### The task
Copy out all the lines in the records that include the word "JSON".

### Information supplied
________________________________________
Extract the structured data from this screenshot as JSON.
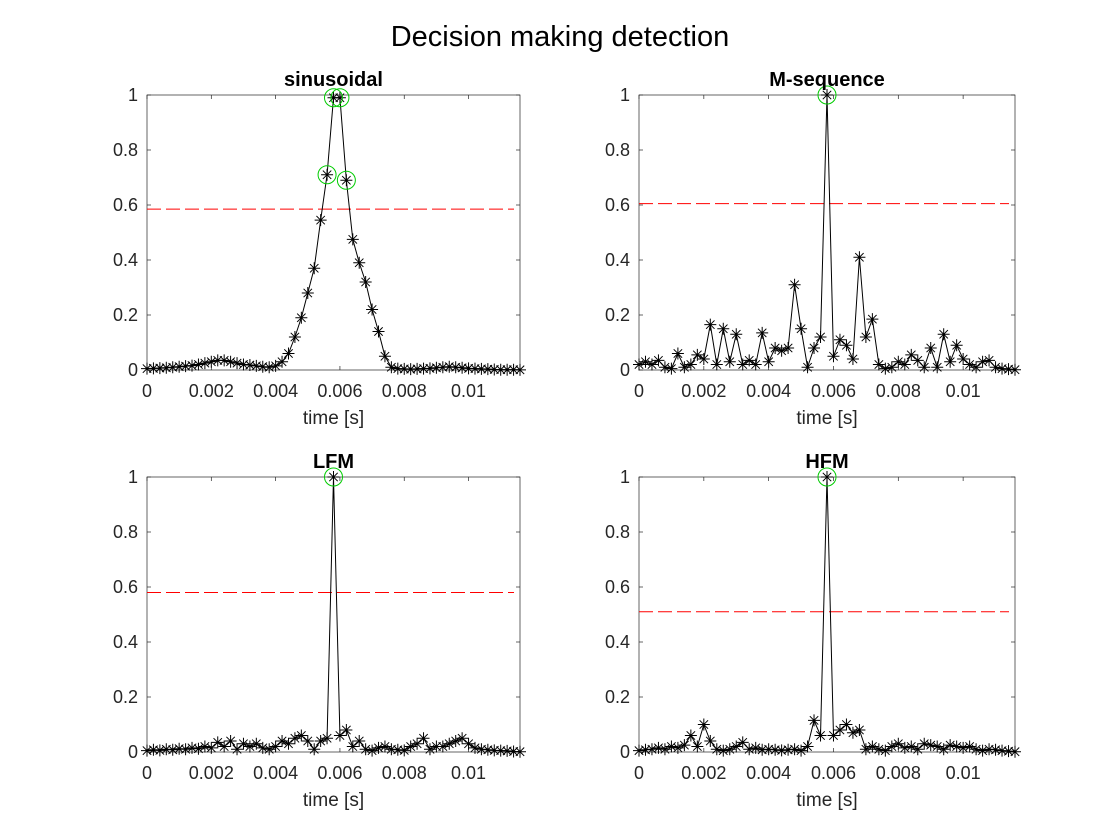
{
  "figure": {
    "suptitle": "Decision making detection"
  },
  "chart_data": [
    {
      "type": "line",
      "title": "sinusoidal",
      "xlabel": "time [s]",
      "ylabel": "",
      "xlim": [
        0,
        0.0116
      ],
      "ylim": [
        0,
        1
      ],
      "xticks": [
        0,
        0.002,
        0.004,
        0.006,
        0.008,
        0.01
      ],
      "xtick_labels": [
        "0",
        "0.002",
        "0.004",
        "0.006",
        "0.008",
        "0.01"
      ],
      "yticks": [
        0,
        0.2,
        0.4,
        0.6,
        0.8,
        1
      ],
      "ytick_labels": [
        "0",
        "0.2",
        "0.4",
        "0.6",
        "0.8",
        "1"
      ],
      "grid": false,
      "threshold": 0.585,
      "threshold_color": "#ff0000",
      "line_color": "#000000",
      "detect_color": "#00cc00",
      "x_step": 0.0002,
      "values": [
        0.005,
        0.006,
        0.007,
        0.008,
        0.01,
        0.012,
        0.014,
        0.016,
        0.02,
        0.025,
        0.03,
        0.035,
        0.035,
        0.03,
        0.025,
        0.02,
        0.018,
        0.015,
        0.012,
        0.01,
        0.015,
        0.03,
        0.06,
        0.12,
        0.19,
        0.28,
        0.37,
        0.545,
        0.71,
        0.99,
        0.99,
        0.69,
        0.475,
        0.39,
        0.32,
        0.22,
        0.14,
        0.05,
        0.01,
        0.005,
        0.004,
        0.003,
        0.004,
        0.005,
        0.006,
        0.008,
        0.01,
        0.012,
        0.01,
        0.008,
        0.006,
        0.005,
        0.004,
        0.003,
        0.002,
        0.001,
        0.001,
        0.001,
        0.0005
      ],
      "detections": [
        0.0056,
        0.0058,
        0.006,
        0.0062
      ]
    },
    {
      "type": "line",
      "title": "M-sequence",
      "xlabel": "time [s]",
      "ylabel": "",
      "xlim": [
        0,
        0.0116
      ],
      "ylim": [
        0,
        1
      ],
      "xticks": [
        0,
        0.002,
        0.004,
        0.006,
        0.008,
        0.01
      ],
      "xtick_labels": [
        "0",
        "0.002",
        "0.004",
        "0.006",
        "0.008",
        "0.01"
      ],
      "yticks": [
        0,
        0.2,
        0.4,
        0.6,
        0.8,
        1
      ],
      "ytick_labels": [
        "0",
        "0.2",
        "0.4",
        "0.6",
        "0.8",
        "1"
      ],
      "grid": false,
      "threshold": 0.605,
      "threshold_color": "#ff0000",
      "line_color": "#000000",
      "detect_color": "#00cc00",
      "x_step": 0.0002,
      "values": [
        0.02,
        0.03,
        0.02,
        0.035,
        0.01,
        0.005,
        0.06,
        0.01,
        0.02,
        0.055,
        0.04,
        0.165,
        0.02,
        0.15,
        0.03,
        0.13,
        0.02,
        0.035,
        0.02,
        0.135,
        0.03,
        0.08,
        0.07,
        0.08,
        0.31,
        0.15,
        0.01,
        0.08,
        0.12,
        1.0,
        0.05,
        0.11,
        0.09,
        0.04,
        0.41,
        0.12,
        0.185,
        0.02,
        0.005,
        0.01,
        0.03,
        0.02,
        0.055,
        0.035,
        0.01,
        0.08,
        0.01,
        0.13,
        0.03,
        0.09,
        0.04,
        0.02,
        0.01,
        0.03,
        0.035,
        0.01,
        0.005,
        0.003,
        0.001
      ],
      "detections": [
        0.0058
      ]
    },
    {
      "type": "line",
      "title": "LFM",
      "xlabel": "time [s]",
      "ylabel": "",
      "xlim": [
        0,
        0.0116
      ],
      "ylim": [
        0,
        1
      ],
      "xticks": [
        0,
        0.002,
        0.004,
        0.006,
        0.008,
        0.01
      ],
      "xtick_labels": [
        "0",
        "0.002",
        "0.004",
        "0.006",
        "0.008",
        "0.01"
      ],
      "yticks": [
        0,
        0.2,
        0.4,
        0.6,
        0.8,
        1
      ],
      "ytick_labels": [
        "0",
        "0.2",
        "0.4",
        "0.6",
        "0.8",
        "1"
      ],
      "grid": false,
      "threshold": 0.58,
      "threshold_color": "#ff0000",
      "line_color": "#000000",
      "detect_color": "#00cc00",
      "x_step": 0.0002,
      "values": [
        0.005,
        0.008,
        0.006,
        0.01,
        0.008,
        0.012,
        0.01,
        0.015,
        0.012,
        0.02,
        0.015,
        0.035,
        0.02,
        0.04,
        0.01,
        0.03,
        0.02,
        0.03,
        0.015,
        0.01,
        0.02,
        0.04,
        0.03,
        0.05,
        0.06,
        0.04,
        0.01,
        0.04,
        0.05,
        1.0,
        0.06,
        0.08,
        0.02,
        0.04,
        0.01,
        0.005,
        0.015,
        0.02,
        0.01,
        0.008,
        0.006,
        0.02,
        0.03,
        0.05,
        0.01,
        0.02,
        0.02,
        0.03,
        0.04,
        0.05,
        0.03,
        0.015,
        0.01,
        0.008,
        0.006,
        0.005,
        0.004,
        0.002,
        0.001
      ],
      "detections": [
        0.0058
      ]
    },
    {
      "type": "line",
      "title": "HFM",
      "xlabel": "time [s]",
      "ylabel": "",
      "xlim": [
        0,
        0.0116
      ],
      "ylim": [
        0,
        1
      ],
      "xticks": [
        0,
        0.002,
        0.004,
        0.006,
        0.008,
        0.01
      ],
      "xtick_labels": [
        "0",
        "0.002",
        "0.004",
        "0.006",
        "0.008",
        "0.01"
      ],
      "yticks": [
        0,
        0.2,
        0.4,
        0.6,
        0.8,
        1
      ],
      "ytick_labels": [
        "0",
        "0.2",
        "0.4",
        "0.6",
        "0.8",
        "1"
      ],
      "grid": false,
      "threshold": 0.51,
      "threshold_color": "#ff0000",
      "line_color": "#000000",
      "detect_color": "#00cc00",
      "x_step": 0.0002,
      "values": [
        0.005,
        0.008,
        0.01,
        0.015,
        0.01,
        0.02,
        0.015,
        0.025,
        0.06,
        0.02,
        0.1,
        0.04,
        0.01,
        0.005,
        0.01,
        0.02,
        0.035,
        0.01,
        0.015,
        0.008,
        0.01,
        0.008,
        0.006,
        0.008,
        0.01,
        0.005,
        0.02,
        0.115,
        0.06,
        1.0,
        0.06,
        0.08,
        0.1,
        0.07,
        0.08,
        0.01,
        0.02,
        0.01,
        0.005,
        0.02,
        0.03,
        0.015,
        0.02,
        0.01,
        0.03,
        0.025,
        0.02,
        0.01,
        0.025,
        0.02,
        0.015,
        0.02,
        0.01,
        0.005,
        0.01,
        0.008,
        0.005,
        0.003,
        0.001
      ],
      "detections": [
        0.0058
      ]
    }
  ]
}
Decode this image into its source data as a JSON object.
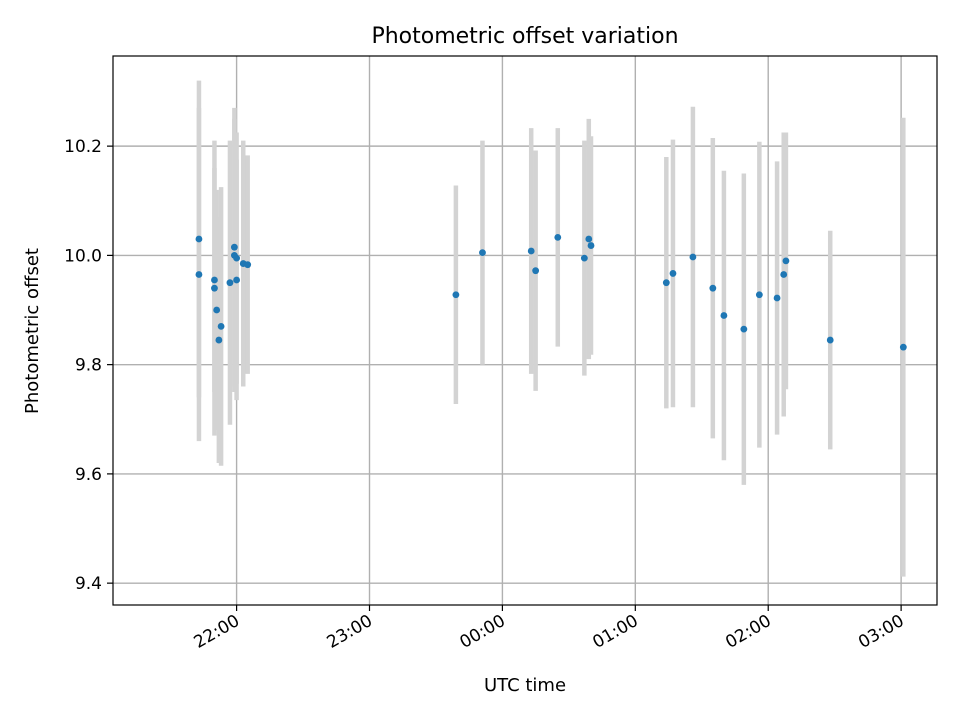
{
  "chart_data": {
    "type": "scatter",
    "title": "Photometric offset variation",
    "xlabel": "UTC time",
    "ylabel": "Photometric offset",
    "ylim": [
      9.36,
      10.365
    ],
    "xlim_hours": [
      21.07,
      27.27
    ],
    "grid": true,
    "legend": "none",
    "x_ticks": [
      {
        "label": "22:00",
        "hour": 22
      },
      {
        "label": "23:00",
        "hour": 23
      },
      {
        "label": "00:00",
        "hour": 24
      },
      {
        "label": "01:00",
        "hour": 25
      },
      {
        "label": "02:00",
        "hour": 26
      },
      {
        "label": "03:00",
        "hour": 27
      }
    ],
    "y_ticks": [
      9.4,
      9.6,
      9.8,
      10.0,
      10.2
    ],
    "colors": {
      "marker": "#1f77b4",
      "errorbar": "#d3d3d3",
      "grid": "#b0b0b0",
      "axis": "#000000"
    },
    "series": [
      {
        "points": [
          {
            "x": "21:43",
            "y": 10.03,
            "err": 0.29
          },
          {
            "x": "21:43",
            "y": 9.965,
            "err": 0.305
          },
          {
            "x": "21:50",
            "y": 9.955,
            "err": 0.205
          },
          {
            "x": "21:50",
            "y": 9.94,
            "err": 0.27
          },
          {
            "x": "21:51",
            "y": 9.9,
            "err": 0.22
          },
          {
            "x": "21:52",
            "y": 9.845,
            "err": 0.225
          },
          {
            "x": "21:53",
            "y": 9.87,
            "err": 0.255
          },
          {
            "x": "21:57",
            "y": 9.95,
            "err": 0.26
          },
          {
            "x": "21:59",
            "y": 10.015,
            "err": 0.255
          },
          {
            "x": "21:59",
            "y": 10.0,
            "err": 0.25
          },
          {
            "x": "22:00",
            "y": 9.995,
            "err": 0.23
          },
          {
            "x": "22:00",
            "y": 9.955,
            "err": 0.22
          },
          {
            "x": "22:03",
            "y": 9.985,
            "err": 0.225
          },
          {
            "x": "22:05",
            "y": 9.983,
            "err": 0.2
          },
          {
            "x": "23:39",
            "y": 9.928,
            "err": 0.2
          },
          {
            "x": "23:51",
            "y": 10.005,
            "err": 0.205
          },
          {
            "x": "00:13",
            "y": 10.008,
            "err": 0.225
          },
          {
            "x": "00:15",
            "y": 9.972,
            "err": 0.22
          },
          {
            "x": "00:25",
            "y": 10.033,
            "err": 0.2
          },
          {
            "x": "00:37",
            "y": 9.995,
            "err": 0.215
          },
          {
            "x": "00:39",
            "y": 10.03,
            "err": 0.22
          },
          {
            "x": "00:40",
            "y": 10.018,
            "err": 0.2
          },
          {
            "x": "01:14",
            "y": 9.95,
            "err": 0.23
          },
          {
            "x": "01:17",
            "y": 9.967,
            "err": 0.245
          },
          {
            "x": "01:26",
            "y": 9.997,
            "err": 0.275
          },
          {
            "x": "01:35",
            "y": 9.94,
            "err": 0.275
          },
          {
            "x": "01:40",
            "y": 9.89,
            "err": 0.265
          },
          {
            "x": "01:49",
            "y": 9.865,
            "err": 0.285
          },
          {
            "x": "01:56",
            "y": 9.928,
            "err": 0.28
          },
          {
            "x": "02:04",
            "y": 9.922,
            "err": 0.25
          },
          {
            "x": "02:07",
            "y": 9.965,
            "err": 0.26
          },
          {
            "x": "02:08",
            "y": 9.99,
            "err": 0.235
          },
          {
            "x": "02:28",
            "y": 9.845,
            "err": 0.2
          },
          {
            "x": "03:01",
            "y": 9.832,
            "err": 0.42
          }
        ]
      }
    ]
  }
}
________________________________________
### Answer to this exercise
Extract the structured data from this screenshot as JSON.
Decode this image into its source data as a JSON object.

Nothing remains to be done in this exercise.